* [Goal of the exercise]:
Reproduce all records exactly.

* [Supplied data]:
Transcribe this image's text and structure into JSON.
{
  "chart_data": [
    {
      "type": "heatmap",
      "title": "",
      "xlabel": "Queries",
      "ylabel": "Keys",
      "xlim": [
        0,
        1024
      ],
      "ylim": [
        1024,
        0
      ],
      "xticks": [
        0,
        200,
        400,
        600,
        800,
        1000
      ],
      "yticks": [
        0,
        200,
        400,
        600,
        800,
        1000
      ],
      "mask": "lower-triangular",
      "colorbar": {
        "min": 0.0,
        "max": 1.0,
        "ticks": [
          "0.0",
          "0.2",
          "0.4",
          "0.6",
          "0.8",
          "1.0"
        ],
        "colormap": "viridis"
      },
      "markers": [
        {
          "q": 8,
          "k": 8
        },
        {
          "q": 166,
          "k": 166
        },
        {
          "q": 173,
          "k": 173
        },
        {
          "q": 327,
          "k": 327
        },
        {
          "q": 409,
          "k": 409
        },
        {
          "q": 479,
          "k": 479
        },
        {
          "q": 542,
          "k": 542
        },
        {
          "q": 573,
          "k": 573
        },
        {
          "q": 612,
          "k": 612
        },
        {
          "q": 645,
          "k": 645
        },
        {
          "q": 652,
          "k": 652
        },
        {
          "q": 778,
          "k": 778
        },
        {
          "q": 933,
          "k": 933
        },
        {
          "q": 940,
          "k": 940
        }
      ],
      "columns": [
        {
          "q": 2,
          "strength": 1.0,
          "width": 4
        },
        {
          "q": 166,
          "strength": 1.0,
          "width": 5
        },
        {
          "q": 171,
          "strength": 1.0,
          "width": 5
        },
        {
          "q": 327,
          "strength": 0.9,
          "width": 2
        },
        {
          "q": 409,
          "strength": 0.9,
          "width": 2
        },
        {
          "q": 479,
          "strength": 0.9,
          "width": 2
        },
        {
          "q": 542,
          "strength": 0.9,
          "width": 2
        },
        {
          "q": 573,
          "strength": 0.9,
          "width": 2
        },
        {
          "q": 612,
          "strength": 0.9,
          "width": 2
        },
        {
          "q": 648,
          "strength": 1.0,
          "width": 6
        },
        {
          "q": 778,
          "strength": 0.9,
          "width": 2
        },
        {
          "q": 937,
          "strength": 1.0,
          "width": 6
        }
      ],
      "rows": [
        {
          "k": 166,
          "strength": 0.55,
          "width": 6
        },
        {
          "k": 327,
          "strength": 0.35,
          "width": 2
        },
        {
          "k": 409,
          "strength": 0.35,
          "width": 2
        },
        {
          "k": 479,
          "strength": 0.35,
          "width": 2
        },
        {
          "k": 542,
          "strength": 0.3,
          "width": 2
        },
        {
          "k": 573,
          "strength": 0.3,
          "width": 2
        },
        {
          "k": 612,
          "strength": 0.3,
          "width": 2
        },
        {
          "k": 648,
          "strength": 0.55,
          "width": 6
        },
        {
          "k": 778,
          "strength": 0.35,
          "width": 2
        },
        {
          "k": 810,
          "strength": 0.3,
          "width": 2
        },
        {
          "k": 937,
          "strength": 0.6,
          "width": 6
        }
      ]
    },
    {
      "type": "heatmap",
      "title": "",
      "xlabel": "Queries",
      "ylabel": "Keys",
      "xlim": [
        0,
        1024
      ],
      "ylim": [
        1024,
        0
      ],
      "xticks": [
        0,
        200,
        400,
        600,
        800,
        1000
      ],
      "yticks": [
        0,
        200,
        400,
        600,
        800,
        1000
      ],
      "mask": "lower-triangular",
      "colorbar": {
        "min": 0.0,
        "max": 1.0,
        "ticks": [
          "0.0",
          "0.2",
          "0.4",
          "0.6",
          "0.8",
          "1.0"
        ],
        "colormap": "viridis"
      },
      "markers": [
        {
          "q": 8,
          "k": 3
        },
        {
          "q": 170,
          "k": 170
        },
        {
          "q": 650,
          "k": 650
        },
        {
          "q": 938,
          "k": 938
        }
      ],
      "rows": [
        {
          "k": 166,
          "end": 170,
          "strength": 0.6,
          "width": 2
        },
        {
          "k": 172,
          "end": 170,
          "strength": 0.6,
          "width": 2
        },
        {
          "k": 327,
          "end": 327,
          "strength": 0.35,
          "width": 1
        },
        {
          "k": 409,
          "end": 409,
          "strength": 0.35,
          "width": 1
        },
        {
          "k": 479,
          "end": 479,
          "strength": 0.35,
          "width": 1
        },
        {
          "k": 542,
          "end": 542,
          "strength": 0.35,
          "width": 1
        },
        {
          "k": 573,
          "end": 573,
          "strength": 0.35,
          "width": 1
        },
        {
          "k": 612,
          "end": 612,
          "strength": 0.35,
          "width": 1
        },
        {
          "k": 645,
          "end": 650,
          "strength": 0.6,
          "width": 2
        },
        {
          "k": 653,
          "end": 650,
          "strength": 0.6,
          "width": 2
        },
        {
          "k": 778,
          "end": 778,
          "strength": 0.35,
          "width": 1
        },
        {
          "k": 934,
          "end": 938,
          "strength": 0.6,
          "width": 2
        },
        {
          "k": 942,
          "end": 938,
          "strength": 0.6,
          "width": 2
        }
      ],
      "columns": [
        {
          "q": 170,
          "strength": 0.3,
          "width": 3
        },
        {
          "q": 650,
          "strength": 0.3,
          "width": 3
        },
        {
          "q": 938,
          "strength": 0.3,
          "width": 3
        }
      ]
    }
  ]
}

* [Completed task]:
Transcribe this image's text and structure into JSON.
{
  "chart_data": [
    {
      "type": "heatmap",
      "title": "",
      "xlabel": "Queries",
      "ylabel": "Keys",
      "xlim": [
        0,
        1024
      ],
      "ylim": [
        1024,
        0
      ],
      "xticks": [
        0,
        200,
        400,
        600,
        800,
        1000
      ],
      "yticks": [
        0,
        200,
        400,
        600,
        800,
        1000
      ],
      "mask": "lower-triangular",
      "colorbar": {
        "min": 0.0,
        "max": 1.0,
        "ticks": [
          "0.0",
          "0.2",
          "0.4",
          "0.6",
          "0.8",
          "1.0"
        ],
        "colormap": "viridis"
      },
      "markers": [
        {
          "q": 8,
          "k": 8
        },
        {
          "q": 166,
          "k": 166
        },
        {
          "q": 173,
          "k": 173
        },
        {
          "q": 327,
          "k": 327
        },
        {
          "q": 409,
          "k": 409
        },
        {
          "q": 479,
          "k": 479
        },
        {
          "q": 542,
          "k": 542
        },
        {
          "q": 573,
          "k": 573
        },
        {
          "q": 612,
          "k": 612
        },
        {
          "q": 645,
          "k": 645
        },
        {
          "q": 652,
          "k": 652
        },
        {
          "q": 778,
          "k": 778
        },
        {
          "q": 933,
          "k": 933
        },
        {
          "q": 940,
          "k": 940
        }
      ],
      "columns": [
        {
          "q": 2,
          "strength": 1.0,
          "width": 4
        },
        {
          "q": 166,
          "strength": 1.0,
          "width": 5
        },
        {
          "q": 171,
          "strength": 1.0,
          "width": 5
        },
        {
          "q": 327,
          "strength": 0.9,
          "width": 2
        },
        {
          "q": 409,
          "strength": 0.9,
          "width": 2
        },
        {
          "q": 479,
          "strength": 0.9,
          "width": 2
        },
        {
          "q": 542,
          "strength": 0.9,
          "width": 2
        },
        {
          "q": 573,
          "strength": 0.9,
          "width": 2
        },
        {
          "q": 612,
          "strength": 0.9,
          "width": 2
        },
        {
          "q": 648,
          "strength": 1.0,
          "width": 6
        },
        {
          "q": 778,
          "strength": 0.9,
          "width": 2
        },
        {
          "q": 937,
          "strength": 1.0,
          "width": 6
        }
      ],
      "rows": [
        {
          "k": 166,
          "strength": 0.55,
          "width": 6
        },
        {
          "k": 327,
          "strength": 0.35,
          "width": 2
        },
        {
          "k": 409,
          "strength": 0.35,
          "width": 2
        },
        {
          "k": 479,
          "strength": 0.35,
          "width": 2
        },
        {
          "k": 542,
          "strength": 0.3,
          "width": 2
        },
        {
          "k": 573,
          "strength": 0.3,
          "width": 2
        },
        {
          "k": 612,
          "strength": 0.3,
          "width": 2
        },
        {
          "k": 648,
          "strength": 0.55,
          "width": 6
        },
        {
          "k": 778,
          "strength": 0.35,
          "width": 2
        },
        {
          "k": 810,
          "strength": 0.3,
          "width": 2
        },
        {
          "k": 937,
          "strength": 0.6,
          "width": 6
        }
      ]
    },
    {
      "type": "heatmap",
      "title": "",
      "xlabel": "Queries",
      "ylabel": "Keys",
      "xlim": [
        0,
        1024
      ],
      "ylim": [
        1024,
        0
      ],
      "xticks": [
        0,
        200,
        400,
        600,
        800,
        1000
      ],
      "yticks": [
        0,
        200,
        400,
        600,
        800,
        1000
      ],
      "mask": "lower-triangular",
      "colorbar": {
        "min": 0.0,
        "max": 1.0,
        "ticks": [
          "0.0",
          "0.2",
          "0.4",
          "0.6",
          "0.8",
          "1.0"
        ],
        "colormap": "viridis"
      },
      "markers": [
        {
          "q": 8,
          "k": 3
        },
        {
          "q": 170,
          "k": 170
        },
        {
          "q": 650,
          "k": 650
        },
        {
          "q": 938,
          "k": 938
        }
      ],
      "rows": [
        {
          "k": 166,
          "end": 170,
          "strength": 0.6,
          "width": 2
        },
        {
          "k": 172,
          "end": 170,
          "strength": 0.6,
          "width": 2
        },
        {
          "k": 327,
          "end": 327,
          "strength": 0.35,
          "width": 1
        },
        {
          "k": 409,
          "end": 409,
          "strength": 0.35,
          "width": 1
        },
        {
          "k": 479,
          "end": 479,
          "strength": 0.35,
          "width": 1
        },
        {
          "k": 542,
          "end": 542,
          "strength": 0.35,
          "width": 1
        },
        {
          "k": 573,
          "end": 573,
          "strength": 0.35,
          "width": 1
        },
        {
          "k": 612,
          "end": 612,
          "strength": 0.35,
          "width": 1
        },
        {
          "k": 645,
          "end": 650,
          "strength": 0.6,
          "width": 2
        },
        {
          "k": 653,
          "end": 650,
          "strength": 0.6,
          "width": 2
        },
        {
          "k": 778,
          "end": 778,
          "strength": 0.35,
          "width": 1
        },
        {
          "k": 934,
          "end": 938,
          "strength": 0.6,
          "width": 2
        },
        {
          "k": 942,
          "end": 938,
          "strength": 0.6,
          "width": 2
        }
      ],
      "columns": [
        {
          "q": 170,
          "strength": 0.3,
          "width": 3
        },
        {
          "q": 650,
          "strength": 0.3,
          "width": 3
        },
        {
          "q": 938,
          "strength": 0.3,
          "width": 3
        }
      ]
    }
  ]
}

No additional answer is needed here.